#### Given information

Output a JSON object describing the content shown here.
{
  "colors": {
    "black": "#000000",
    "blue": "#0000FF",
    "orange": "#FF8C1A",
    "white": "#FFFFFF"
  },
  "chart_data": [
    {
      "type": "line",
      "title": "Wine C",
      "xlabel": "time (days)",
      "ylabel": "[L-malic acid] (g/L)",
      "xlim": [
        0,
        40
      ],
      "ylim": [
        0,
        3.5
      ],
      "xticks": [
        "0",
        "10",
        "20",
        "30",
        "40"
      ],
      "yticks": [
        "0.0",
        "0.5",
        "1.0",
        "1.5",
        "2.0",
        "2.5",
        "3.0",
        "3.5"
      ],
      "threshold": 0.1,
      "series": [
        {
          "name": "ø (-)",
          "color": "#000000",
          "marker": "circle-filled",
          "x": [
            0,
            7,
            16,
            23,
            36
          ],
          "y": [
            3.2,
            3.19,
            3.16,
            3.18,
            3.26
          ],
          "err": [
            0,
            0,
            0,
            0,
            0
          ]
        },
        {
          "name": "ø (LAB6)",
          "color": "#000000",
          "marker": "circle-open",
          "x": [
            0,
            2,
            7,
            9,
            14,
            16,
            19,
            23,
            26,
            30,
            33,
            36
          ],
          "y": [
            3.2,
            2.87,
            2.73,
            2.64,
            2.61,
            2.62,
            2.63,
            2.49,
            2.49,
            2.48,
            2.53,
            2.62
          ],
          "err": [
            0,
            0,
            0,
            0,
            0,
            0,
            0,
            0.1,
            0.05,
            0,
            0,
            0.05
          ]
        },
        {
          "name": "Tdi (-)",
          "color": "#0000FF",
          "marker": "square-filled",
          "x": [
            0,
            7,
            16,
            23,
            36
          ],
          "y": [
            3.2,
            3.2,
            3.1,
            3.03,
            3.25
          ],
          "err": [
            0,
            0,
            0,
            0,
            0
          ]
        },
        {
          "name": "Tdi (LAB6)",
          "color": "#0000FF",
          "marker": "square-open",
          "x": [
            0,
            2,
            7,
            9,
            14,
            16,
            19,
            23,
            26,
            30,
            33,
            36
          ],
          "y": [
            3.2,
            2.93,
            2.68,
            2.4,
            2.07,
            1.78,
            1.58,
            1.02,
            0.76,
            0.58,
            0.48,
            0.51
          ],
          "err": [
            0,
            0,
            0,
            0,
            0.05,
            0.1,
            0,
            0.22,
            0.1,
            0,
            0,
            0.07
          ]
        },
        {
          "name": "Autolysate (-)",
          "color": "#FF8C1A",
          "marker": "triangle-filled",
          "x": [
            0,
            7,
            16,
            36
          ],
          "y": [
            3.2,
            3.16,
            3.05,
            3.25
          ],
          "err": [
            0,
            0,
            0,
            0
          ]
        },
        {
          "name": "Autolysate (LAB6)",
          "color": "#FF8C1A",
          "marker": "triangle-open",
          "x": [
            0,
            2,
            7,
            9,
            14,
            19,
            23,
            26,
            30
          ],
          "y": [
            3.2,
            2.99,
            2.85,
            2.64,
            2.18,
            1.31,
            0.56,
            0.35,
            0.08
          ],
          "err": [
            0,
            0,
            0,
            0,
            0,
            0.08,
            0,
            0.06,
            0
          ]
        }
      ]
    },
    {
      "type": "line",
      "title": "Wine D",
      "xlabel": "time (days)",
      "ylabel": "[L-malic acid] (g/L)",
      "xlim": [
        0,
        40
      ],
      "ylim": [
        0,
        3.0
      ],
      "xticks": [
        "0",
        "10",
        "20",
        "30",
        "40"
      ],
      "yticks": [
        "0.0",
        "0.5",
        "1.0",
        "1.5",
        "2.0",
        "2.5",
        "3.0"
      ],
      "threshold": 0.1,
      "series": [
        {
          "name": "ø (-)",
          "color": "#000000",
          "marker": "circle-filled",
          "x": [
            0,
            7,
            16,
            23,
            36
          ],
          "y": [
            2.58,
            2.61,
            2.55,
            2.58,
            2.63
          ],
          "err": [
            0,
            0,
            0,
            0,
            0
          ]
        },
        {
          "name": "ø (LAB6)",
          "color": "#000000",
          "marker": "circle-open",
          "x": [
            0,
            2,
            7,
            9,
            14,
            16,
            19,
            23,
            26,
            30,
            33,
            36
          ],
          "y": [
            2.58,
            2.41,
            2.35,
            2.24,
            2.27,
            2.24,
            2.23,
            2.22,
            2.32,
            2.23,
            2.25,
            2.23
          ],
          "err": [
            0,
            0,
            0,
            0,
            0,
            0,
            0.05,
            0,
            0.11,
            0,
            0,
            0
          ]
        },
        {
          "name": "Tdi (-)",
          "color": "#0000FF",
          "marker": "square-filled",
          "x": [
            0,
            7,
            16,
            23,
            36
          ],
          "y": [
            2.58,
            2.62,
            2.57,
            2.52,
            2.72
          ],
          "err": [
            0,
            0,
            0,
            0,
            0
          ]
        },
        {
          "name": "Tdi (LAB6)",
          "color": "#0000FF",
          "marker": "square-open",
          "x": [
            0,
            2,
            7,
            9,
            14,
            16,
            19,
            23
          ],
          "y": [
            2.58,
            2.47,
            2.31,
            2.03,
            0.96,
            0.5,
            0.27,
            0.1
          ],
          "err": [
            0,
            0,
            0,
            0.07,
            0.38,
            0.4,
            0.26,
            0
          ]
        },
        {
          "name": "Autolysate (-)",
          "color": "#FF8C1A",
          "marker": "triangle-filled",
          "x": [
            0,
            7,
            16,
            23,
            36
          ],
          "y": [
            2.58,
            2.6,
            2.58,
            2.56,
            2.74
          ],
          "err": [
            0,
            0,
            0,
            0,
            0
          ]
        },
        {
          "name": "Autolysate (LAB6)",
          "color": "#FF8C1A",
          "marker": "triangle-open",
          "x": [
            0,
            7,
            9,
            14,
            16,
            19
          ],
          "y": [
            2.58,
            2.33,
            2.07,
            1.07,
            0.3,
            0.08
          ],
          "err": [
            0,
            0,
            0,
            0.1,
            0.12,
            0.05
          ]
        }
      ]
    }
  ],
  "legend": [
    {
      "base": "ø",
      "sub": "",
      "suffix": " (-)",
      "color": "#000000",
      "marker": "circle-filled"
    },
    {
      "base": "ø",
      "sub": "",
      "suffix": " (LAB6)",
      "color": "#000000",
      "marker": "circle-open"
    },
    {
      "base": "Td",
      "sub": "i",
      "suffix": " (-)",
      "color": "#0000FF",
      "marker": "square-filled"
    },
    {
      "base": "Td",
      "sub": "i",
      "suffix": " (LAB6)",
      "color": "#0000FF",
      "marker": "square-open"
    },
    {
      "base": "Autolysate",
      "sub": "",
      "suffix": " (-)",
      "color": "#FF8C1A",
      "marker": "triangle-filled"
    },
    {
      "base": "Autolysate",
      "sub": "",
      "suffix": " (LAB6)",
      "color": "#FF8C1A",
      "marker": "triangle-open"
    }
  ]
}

########

Problem statement |
Reproduce the whole listing word for word.

The reply |
Output a JSON object describing the content shown here.
{
  "colors": {
    "black": "#000000",
    "blue": "#0000FF",
    "orange": "#FF8C1A",
    "white": "#FFFFFF"
  },
  "chart_data": [
    {
      "type": "line",
      "title": "Wine C",
      "xlabel": "time (days)",
      "ylabel": "[L-malic acid] (g/L)",
      "xlim": [
        0,
        40
      ],
      "ylim": [
        0,
        3.5
      ],
      "xticks": [
        "0",
        "10",
        "20",
        "30",
        "40"
      ],
      "yticks": [
        "0.0",
        "0.5",
        "1.0",
        "1.5",
        "2.0",
        "2.5",
        "3.0",
        "3.5"
      ],
      "threshold": 0.1,
      "series": [
        {
          "name": "ø (-)",
          "color": "#000000",
          "marker": "circle-filled",
          "x": [
            0,
            7,
            16,
            23,
            36
          ],
          "y": [
            3.2,
            3.19,
            3.16,
            3.18,
            3.26
          ],
          "err": [
            0,
            0,
            0,
            0,
            0
          ]
        },
        {
          "name": "ø (LAB6)",
          "color": "#000000",
          "marker": "circle-open",
          "x": [
            0,
            2,
            7,
            9,
            14,
            16,
            19,
            23,
            26,
            30,
            33,
            36
          ],
          "y": [
            3.2,
            2.87,
            2.73,
            2.64,
            2.61,
            2.62,
            2.63,
            2.49,
            2.49,
            2.48,
            2.53,
            2.62
          ],
          "err": [
            0,
            0,
            0,
            0,
            0,
            0,
            0,
            0.1,
            0.05,
            0,
            0,
            0.05
          ]
        },
        {
          "name": "Tdi (-)",
          "color": "#0000FF",
          "marker": "square-filled",
          "x": [
            0,
            7,
            16,
            23,
            36
          ],
          "y": [
            3.2,
            3.2,
            3.1,
            3.03,
            3.25
          ],
          "err": [
            0,
            0,
            0,
            0,
            0
          ]
        },
        {
          "name": "Tdi (LAB6)",
          "color": "#0000FF",
          "marker": "square-open",
          "x": [
            0,
            2,
            7,
            9,
            14,
            16,
            19,
            23,
            26,
            30,
            33,
            36
          ],
          "y": [
            3.2,
            2.93,
            2.68,
            2.4,
            2.07,
            1.78,
            1.58,
            1.02,
            0.76,
            0.58,
            0.48,
            0.51
          ],
          "err": [
            0,
            0,
            0,
            0,
            0.05,
            0.1,
            0,
            0.22,
            0.1,
            0,
            0,
            0.07
          ]
        },
        {
          "name": "Autolysate (-)",
          "color": "#FF8C1A",
          "marker": "triangle-filled",
          "x": [
            0,
            7,
            16,
            36
          ],
          "y": [
            3.2,
            3.16,
            3.05,
            3.25
          ],
          "err": [
            0,
            0,
            0,
            0
          ]
        },
        {
          "name": "Autolysate (LAB6)",
          "color": "#FF8C1A",
          "marker": "triangle-open",
          "x": [
            0,
            2,
            7,
            9,
            14,
            19,
            23,
            26,
            30
          ],
          "y": [
            3.2,
            2.99,
            2.85,
            2.64,
            2.18,
            1.31,
            0.56,
            0.35,
            0.08
          ],
          "err": [
            0,
            0,
            0,
            0,
            0,
            0.08,
            0,
            0.06,
            0
          ]
        }
      ]
    },
    {
      "type": "line",
      "title": "Wine D",
      "xlabel": "time (days)",
      "ylabel": "[L-malic acid] (g/L)",
      "xlim": [
        0,
        40
      ],
      "ylim": [
        0,
        3.0
      ],
      "xticks": [
        "0",
        "10",
        "20",
        "30",
        "40"
      ],
      "yticks": [
        "0.0",
        "0.5",
        "1.0",
        "1.5",
        "2.0",
        "2.5",
        "3.0"
      ],
      "threshold": 0.1,
      "series": [
        {
          "name": "ø (-)",
          "color": "#000000",
          "marker": "circle-filled",
          "x": [
            0,
            7,
            16,
            23,
            36
          ],
          "y": [
            2.58,
            2.61,
            2.55,
            2.58,
            2.63
          ],
          "err": [
            0,
            0,
            0,
            0,
            0
          ]
        },
        {
          "name": "ø (LAB6)",
          "color": "#000000",
          "marker": "circle-open",
          "x": [
            0,
            2,
            7,
            9,
            14,
            16,
            19,
            23,
            26,
            30,
            33,
            36
          ],
          "y": [
            2.58,
            2.41,
            2.35,
            2.24,
            2.27,
            2.24,
            2.23,
            2.22,
            2.32,
            2.23,
            2.25,
            2.23
          ],
          "err": [
            0,
            0,
            0,
            0,
            0,
            0,
            0.05,
            0,
            0.11,
            0,
            0,
            0
          ]
        },
        {
          "name": "Tdi (-)",
          "color": "#0000FF",
          "marker": "square-filled",
          "x": [
            0,
            7,
            16,
            23,
            36
          ],
          "y": [
            2.58,
            2.62,
            2.57,
            2.52,
            2.72
          ],
          "err": [
            0,
            0,
            0,
            0,
            0
          ]
        },
        {
          "name": "Tdi (LAB6)",
          "color": "#0000FF",
          "marker": "square-open",
          "x": [
            0,
            2,
            7,
            9,
            14,
            16,
            19,
            23
          ],
          "y": [
            2.58,
            2.47,
            2.31,
            2.03,
            0.96,
            0.5,
            0.27,
            0.1
          ],
          "err": [
            0,
            0,
            0,
            0.07,
            0.38,
            0.4,
            0.26,
            0
          ]
        },
        {
          "name": "Autolysate (-)",
          "color": "#FF8C1A",
          "marker": "triangle-filled",
          "x": [
            0,
            7,
            16,
            23,
            36
          ],
          "y": [
            2.58,
            2.6,
            2.58,
            2.56,
            2.74
          ],
          "err": [
            0,
            0,
            0,
            0,
            0
          ]
        },
        {
          "name": "Autolysate (LAB6)",
          "color": "#FF8C1A",
          "marker": "triangle-open",
          "x": [
            0,
            7,
            9,
            14,
            16,
            19
          ],
          "y": [
            2.58,
            2.33,
            2.07,
            1.07,
            0.3,
            0.08
          ],
          "err": [
            0,
            0,
            0,
            0.1,
            0.12,
            0.05
          ]
        }
      ]
    }
  ],
  "legend": [
    {
      "base": "ø",
      "sub": "",
      "suffix": " (-)",
      "color": "#000000",
      "marker": "circle-filled"
    },
    {
      "base": "ø",
      "sub": "",
      "suffix": " (LAB6)",
      "color": "#000000",
      "marker": "circle-open"
    },
    {
      "base": "Td",
      "sub": "i",
      "suffix": " (-)",
      "color": "#0000FF",
      "marker": "square-filled"
    },
    {
      "base": "Td",
      "sub": "i",
      "suffix": " (LAB6)",
      "color": "#0000FF",
      "marker": "square-open"
    },
    {
      "base": "Autolysate",
      "sub": "",
      "suffix": " (-)",
      "color": "#FF8C1A",
      "marker": "triangle-filled"
    },
    {
      "base": "Autolysate",
      "sub": "",
      "suffix": " (LAB6)",
      "color": "#FF8C1A",
      "marker": "triangle-open"
    }
  ]
}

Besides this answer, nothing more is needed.